DATA ROWS -

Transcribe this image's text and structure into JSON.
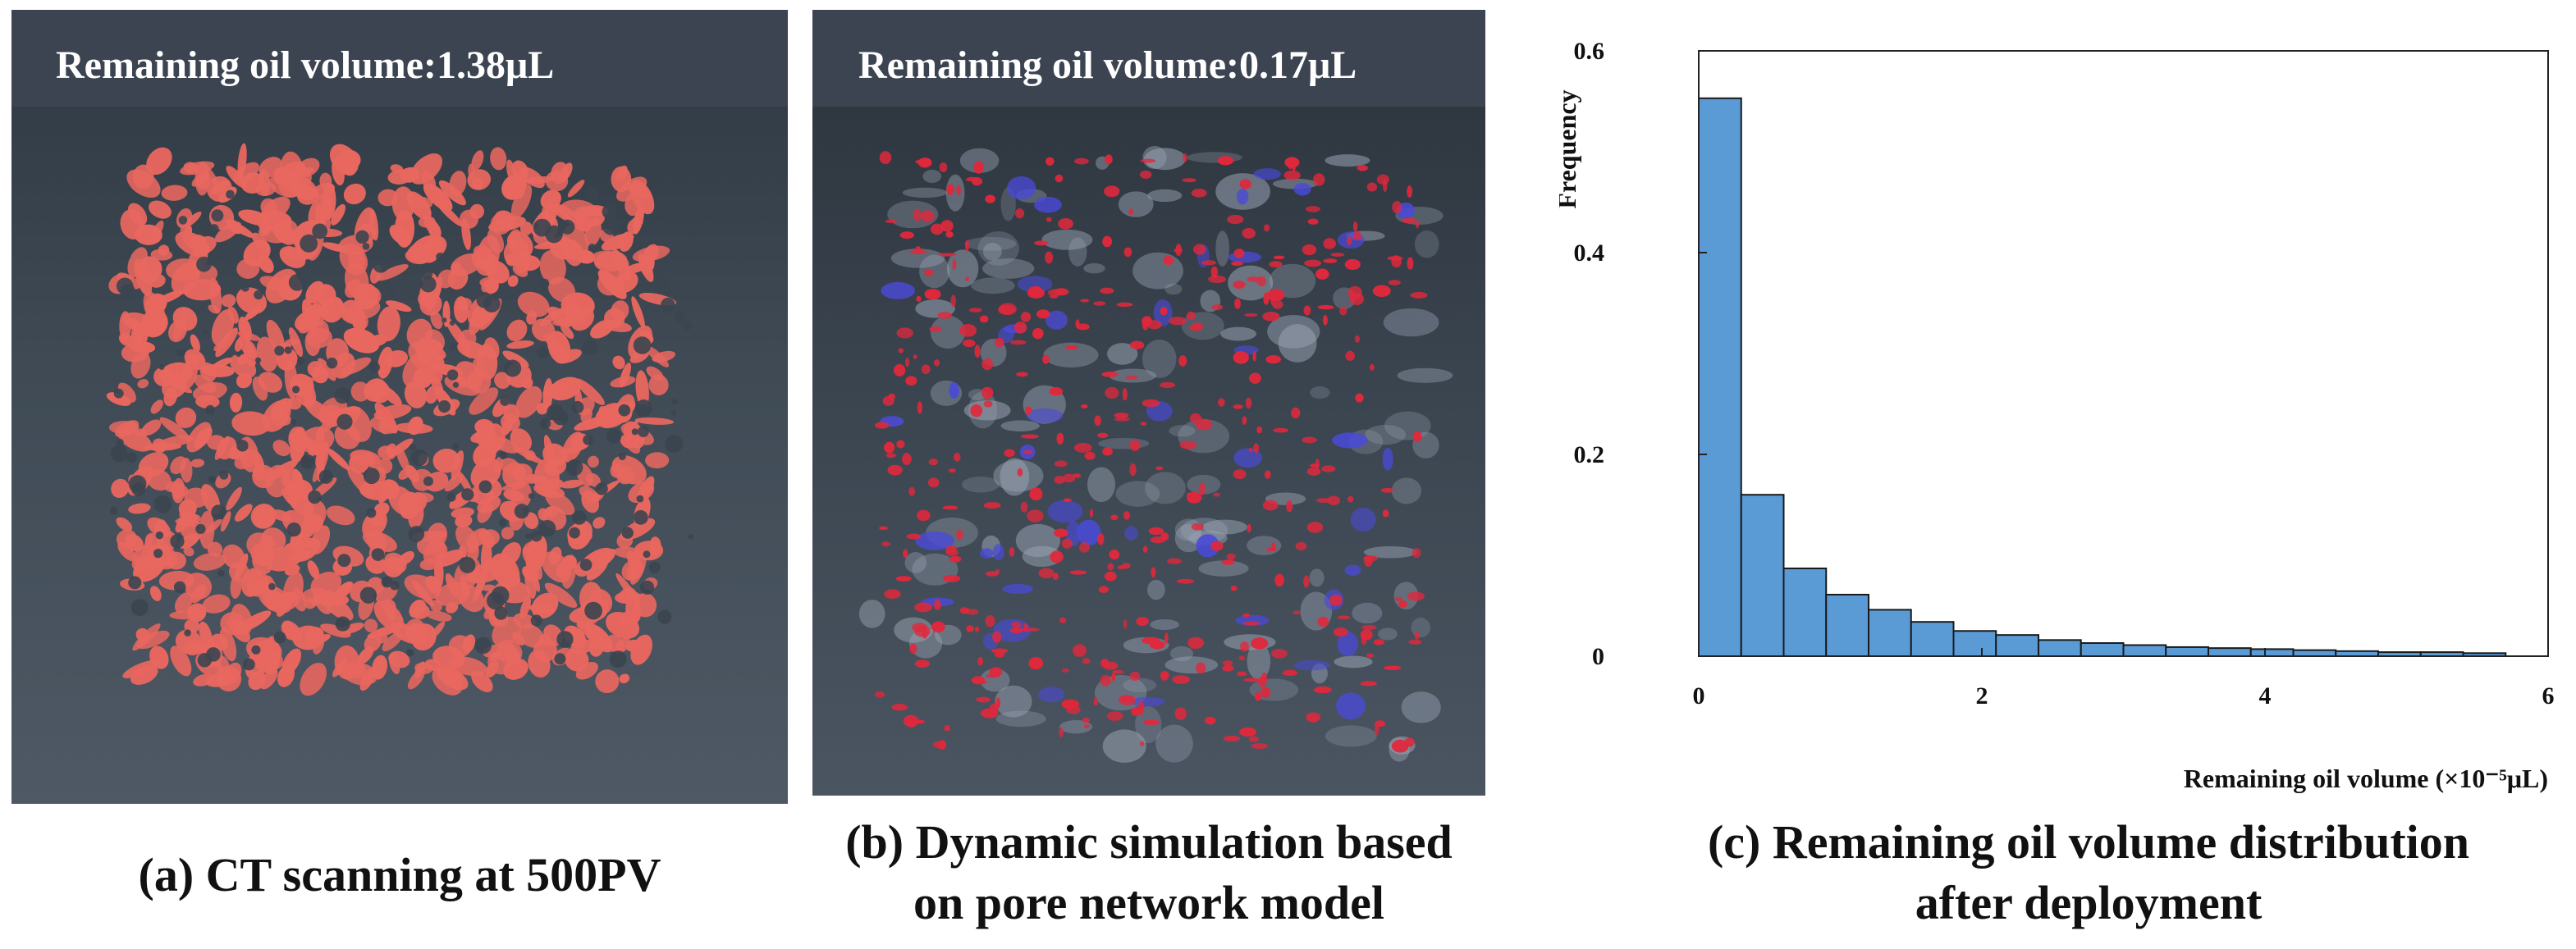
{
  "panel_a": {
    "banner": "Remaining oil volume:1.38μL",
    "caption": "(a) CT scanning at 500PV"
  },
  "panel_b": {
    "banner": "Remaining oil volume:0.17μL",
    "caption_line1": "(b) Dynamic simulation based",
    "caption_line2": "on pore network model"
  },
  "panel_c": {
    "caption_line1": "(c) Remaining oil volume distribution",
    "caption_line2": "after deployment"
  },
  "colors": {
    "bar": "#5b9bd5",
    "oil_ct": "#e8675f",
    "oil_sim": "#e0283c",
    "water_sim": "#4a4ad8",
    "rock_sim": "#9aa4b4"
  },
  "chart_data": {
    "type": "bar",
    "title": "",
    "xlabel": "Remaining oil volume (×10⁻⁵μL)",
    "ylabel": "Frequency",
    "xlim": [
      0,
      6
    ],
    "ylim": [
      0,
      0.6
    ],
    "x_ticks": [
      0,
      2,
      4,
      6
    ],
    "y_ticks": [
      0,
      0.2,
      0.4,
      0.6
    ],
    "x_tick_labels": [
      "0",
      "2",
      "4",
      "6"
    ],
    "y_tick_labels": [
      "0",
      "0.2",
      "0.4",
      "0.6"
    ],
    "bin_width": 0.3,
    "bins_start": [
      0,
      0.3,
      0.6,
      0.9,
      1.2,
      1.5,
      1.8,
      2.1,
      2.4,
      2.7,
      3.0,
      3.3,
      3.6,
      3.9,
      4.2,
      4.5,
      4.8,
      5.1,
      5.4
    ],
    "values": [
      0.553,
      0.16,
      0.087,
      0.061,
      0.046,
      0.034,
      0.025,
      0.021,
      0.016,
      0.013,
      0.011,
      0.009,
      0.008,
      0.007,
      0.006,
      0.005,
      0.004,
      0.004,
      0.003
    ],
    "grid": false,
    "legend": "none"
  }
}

WHAT THE TASK ASKS -
Retype the records exactly. Any image in them should not appear in what you write.

WRITTEN ANSWER -
Transcribe this image's text and structure into JSON.
{
  "panel_a": {
    "banner": "Remaining oil volume:1.38μL",
    "caption": "(a) CT scanning at 500PV"
  },
  "panel_b": {
    "banner": "Remaining oil volume:0.17μL",
    "caption_line1": "(b) Dynamic simulation based",
    "caption_line2": "on pore network model"
  },
  "panel_c": {
    "caption_line1": "(c) Remaining oil volume distribution",
    "caption_line2": "after deployment"
  },
  "colors": {
    "bar": "#5b9bd5",
    "oil_ct": "#e8675f",
    "oil_sim": "#e0283c",
    "water_sim": "#4a4ad8",
    "rock_sim": "#9aa4b4"
  },
  "chart_data": {
    "type": "bar",
    "title": "",
    "xlabel": "Remaining oil volume (×10⁻⁵μL)",
    "ylabel": "Frequency",
    "xlim": [
      0,
      6
    ],
    "ylim": [
      0,
      0.6
    ],
    "x_ticks": [
      0,
      2,
      4,
      6
    ],
    "y_ticks": [
      0,
      0.2,
      0.4,
      0.6
    ],
    "x_tick_labels": [
      "0",
      "2",
      "4",
      "6"
    ],
    "y_tick_labels": [
      "0",
      "0.2",
      "0.4",
      "0.6"
    ],
    "bin_width": 0.3,
    "bins_start": [
      0,
      0.3,
      0.6,
      0.9,
      1.2,
      1.5,
      1.8,
      2.1,
      2.4,
      2.7,
      3.0,
      3.3,
      3.6,
      3.9,
      4.2,
      4.5,
      4.8,
      5.1,
      5.4
    ],
    "values": [
      0.553,
      0.16,
      0.087,
      0.061,
      0.046,
      0.034,
      0.025,
      0.021,
      0.016,
      0.013,
      0.011,
      0.009,
      0.008,
      0.007,
      0.006,
      0.005,
      0.004,
      0.004,
      0.003
    ],
    "grid": false,
    "legend": "none"
  }
}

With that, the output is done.